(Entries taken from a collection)
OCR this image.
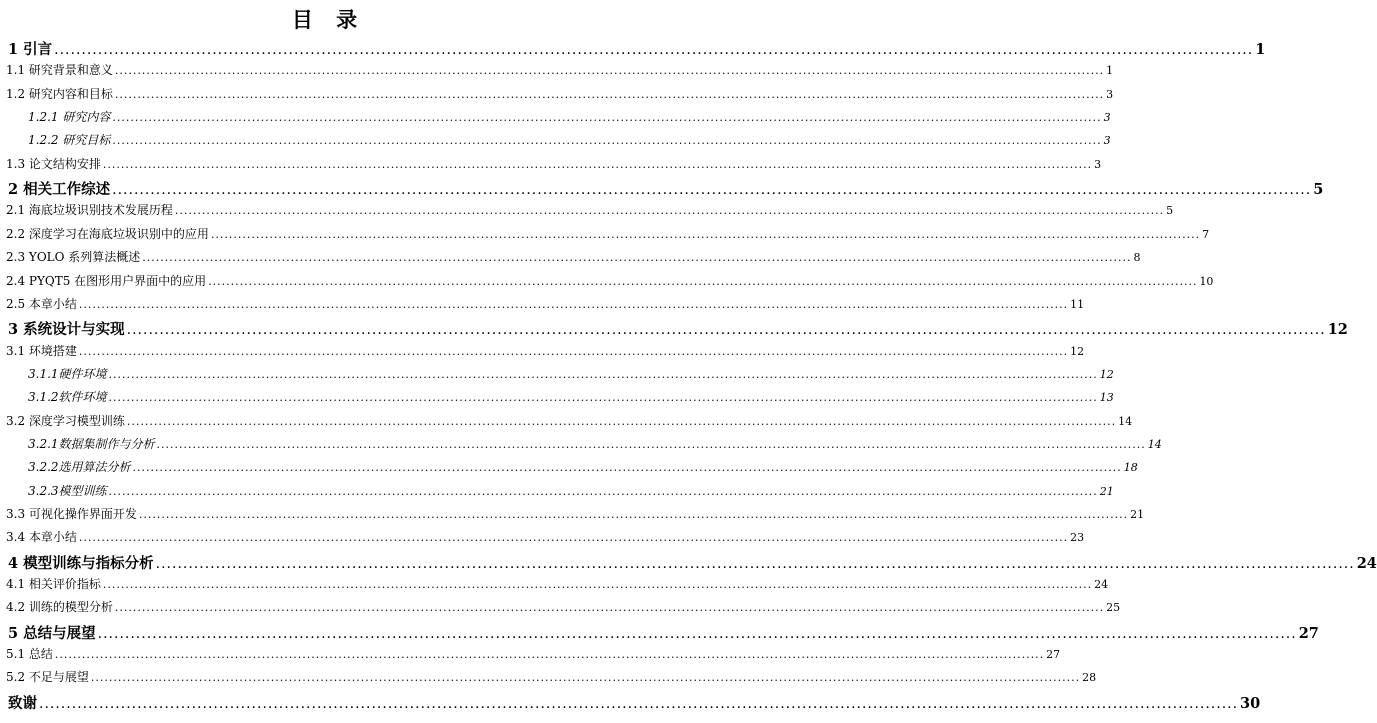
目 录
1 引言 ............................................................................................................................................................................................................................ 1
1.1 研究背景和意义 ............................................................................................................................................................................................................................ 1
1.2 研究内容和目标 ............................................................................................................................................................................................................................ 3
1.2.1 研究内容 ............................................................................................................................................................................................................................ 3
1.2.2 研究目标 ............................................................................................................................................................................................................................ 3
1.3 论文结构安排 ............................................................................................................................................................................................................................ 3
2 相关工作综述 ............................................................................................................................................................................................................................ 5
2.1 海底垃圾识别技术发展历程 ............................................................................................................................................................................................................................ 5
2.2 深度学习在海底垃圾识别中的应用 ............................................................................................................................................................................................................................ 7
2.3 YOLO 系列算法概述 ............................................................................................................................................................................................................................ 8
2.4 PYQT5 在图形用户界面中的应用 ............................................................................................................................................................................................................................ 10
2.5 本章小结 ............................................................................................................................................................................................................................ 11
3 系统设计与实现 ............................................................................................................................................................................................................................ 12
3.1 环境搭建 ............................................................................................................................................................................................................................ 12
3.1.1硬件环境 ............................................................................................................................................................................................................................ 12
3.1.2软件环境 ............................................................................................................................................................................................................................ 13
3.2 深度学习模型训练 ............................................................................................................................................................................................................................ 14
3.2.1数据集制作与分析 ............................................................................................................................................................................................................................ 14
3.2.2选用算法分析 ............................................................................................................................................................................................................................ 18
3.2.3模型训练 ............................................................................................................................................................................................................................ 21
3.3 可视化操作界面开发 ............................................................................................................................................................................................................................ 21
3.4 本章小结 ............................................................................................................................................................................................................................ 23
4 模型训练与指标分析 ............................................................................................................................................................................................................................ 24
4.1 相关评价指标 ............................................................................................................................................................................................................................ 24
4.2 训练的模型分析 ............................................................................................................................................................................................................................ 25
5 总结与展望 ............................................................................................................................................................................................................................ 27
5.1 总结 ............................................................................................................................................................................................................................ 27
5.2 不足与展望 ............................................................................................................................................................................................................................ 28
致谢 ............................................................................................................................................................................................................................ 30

| Task brief |
Pictures are excluded; output everything else in the data verbatim.

| Response to this exercise |
OCR this image.
目 录
1 引言 ............................................................................................................................................................................................................................ 1
1.1 研究背景和意义 ............................................................................................................................................................................................................................ 1
1.2 研究内容和目标 ............................................................................................................................................................................................................................ 3
1.2.1 研究内容 ............................................................................................................................................................................................................................ 3
1.2.2 研究目标 ............................................................................................................................................................................................................................ 3
1.3 论文结构安排 ............................................................................................................................................................................................................................ 3
2 相关工作综述 ............................................................................................................................................................................................................................ 5
2.1 海底垃圾识别技术发展历程 ............................................................................................................................................................................................................................ 5
2.2 深度学习在海底垃圾识别中的应用 ............................................................................................................................................................................................................................ 7
2.3 YOLO 系列算法概述 ............................................................................................................................................................................................................................ 8
2.4 PYQT5 在图形用户界面中的应用 ............................................................................................................................................................................................................................ 10
2.5 本章小结 ............................................................................................................................................................................................................................ 11
3 系统设计与实现 ............................................................................................................................................................................................................................ 12
3.1 环境搭建 ............................................................................................................................................................................................................................ 12
3.1.1硬件环境 ............................................................................................................................................................................................................................ 12
3.1.2软件环境 ............................................................................................................................................................................................................................ 13
3.2 深度学习模型训练 ............................................................................................................................................................................................................................ 14
3.2.1数据集制作与分析 ............................................................................................................................................................................................................................ 14
3.2.2选用算法分析 ............................................................................................................................................................................................................................ 18
3.2.3模型训练 ............................................................................................................................................................................................................................ 21
3.3 可视化操作界面开发 ............................................................................................................................................................................................................................ 21
3.4 本章小结 ............................................................................................................................................................................................................................ 23
4 模型训练与指标分析 ............................................................................................................................................................................................................................ 24
4.1 相关评价指标 ............................................................................................................................................................................................................................ 24
4.2 训练的模型分析 ............................................................................................................................................................................................................................ 25
5 总结与展望 ............................................................................................................................................................................................................................ 27
5.1 总结 ............................................................................................................................................................................................................................ 27
5.2 不足与展望 ............................................................................................................................................................................................................................ 28
致谢 ............................................................................................................................................................................................................................ 30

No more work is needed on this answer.